[The task] Take each line that has the word "quản" and return it.

[Material supplied]
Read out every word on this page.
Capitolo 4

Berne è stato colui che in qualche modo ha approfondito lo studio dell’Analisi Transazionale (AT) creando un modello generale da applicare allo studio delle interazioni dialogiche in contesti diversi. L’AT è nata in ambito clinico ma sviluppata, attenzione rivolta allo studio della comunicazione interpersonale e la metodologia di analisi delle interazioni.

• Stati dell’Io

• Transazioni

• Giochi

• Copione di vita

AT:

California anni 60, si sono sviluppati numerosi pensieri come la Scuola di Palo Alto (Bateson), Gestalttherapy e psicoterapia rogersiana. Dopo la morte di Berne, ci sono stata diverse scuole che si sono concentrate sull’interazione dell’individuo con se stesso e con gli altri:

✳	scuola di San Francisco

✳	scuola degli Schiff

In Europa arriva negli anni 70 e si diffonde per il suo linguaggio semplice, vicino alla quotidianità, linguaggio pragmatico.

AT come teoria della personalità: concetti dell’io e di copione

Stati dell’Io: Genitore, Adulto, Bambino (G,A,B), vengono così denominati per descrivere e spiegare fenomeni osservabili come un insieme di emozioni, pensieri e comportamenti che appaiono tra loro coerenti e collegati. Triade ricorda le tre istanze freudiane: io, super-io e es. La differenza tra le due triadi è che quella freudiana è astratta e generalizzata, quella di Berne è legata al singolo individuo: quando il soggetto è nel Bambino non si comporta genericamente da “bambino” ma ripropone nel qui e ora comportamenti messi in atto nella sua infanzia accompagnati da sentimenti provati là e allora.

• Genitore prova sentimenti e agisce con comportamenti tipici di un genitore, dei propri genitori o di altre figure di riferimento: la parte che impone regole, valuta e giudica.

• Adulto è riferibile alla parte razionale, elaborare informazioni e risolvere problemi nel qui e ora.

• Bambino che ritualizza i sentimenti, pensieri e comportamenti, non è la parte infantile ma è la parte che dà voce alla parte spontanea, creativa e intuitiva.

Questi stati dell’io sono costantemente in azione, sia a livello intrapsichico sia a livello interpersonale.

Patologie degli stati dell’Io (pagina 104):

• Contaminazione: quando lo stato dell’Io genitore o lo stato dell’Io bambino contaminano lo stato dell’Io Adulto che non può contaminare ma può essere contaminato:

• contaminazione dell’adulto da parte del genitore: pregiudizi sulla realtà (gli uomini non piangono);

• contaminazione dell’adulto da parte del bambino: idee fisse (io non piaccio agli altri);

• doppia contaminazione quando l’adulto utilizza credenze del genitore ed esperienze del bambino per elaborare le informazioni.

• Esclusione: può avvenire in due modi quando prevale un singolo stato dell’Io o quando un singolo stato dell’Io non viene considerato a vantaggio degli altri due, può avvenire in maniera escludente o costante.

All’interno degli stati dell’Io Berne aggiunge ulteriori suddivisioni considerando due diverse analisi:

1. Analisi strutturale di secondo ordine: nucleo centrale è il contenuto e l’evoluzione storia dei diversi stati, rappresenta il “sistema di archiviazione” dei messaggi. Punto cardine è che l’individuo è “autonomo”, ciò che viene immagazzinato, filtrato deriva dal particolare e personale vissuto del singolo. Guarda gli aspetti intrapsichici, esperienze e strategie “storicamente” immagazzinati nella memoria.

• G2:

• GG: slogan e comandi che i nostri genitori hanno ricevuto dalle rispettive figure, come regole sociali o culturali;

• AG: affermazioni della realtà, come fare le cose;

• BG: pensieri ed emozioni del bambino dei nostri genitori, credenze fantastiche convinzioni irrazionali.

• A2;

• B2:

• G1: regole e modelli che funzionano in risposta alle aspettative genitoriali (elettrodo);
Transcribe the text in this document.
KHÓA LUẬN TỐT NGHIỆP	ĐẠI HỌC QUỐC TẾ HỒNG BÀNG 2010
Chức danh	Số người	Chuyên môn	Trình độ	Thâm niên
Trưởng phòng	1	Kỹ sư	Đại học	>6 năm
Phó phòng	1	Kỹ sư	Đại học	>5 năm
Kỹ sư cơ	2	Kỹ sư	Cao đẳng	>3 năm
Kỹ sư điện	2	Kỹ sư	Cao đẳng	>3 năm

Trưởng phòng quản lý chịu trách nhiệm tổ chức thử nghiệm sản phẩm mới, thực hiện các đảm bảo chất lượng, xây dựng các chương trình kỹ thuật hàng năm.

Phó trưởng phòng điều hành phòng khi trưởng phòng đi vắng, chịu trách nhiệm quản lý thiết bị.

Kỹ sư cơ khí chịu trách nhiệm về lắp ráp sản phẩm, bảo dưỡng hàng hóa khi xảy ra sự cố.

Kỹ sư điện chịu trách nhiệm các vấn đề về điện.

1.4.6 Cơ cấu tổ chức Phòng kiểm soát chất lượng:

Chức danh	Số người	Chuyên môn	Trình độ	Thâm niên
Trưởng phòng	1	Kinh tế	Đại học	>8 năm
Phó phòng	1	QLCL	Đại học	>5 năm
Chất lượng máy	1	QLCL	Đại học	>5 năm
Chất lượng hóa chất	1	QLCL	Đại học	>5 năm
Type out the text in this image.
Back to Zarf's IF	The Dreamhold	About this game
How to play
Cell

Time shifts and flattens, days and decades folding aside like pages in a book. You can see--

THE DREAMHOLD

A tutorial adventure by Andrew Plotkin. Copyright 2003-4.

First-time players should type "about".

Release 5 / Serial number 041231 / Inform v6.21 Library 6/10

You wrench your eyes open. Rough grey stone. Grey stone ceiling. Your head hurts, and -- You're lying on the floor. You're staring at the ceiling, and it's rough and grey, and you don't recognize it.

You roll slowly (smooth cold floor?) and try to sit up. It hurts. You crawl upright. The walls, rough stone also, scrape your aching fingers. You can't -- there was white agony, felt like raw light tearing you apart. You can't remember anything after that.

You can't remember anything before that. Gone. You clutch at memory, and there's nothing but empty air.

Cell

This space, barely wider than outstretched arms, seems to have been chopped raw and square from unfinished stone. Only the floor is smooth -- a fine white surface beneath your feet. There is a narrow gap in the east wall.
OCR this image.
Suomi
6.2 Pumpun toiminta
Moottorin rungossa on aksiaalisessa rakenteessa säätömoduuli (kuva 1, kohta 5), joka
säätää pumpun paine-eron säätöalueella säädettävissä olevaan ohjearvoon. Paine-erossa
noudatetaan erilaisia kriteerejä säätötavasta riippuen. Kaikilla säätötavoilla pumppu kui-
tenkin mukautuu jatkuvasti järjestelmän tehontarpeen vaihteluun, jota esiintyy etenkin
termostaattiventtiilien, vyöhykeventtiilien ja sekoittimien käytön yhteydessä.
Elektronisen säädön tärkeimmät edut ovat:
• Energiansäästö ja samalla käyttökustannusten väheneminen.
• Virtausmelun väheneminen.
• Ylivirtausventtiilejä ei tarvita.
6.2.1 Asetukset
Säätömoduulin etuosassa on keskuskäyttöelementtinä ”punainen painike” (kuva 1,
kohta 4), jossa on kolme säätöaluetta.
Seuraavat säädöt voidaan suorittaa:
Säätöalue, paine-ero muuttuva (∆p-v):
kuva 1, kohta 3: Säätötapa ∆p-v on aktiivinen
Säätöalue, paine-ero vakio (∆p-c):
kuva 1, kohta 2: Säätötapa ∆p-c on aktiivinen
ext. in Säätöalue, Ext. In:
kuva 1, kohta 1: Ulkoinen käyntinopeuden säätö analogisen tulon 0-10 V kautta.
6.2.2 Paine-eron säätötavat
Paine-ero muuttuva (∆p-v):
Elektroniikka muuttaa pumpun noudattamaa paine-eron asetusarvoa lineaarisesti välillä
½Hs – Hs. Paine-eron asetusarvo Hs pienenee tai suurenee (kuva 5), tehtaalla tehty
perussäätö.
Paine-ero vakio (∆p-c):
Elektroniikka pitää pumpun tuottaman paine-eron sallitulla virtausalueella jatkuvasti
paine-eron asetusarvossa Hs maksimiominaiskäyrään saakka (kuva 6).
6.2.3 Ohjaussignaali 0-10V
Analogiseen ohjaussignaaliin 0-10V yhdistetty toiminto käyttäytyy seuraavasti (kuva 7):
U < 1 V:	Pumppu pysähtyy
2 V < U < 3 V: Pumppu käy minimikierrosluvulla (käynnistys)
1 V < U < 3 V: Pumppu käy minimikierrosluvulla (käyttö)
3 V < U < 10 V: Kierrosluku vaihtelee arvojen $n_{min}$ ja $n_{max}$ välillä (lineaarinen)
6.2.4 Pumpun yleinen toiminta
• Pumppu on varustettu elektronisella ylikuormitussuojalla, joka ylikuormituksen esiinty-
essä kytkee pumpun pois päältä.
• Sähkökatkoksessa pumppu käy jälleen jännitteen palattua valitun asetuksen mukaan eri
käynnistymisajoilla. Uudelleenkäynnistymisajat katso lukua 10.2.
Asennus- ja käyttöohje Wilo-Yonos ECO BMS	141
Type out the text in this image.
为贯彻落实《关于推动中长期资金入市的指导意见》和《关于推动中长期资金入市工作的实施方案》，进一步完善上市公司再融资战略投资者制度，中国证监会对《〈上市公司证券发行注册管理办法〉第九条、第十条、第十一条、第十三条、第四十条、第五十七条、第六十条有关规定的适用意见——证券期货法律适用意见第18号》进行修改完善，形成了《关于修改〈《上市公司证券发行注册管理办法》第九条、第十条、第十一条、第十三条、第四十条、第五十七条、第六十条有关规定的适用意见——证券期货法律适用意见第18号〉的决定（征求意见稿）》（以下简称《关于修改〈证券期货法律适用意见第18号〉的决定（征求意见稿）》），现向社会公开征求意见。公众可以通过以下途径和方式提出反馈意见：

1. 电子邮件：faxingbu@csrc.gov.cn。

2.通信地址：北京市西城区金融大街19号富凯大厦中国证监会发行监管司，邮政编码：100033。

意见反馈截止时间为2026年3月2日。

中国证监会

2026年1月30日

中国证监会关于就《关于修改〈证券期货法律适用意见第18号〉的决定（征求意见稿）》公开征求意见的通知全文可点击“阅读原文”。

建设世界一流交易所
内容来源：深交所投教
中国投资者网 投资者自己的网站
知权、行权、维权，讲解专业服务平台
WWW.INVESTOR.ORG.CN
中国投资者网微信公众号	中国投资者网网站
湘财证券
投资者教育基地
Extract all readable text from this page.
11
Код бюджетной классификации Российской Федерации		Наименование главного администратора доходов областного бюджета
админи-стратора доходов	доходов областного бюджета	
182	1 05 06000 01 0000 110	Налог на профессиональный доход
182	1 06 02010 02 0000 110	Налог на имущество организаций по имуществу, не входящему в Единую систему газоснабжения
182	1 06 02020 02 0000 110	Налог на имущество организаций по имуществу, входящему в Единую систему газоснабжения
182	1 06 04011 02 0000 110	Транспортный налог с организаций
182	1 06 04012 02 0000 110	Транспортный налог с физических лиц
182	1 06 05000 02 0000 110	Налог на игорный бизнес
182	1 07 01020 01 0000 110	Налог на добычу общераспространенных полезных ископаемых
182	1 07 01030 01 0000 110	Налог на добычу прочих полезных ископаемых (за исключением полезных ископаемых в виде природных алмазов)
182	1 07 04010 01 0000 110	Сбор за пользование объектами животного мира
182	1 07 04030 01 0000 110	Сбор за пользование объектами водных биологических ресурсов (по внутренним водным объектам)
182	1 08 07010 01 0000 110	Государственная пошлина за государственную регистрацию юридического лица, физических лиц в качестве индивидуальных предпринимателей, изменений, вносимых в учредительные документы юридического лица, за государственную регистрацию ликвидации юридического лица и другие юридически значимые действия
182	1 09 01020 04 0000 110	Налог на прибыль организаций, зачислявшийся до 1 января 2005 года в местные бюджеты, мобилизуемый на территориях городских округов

[Exercise solution]
Trưởng phòng quản lý chịu trách nhiệm tổ chức thử nghiệm sản phẩm mới, thực hiện các đảm bảo chất lượng, xây dựng các chương trình kỹ thuật hàng năm.
Phó trưởng phòng điều hành phòng khi trưởng phòng đi vắng, chịu trách nhiệm quản lý thiết bị.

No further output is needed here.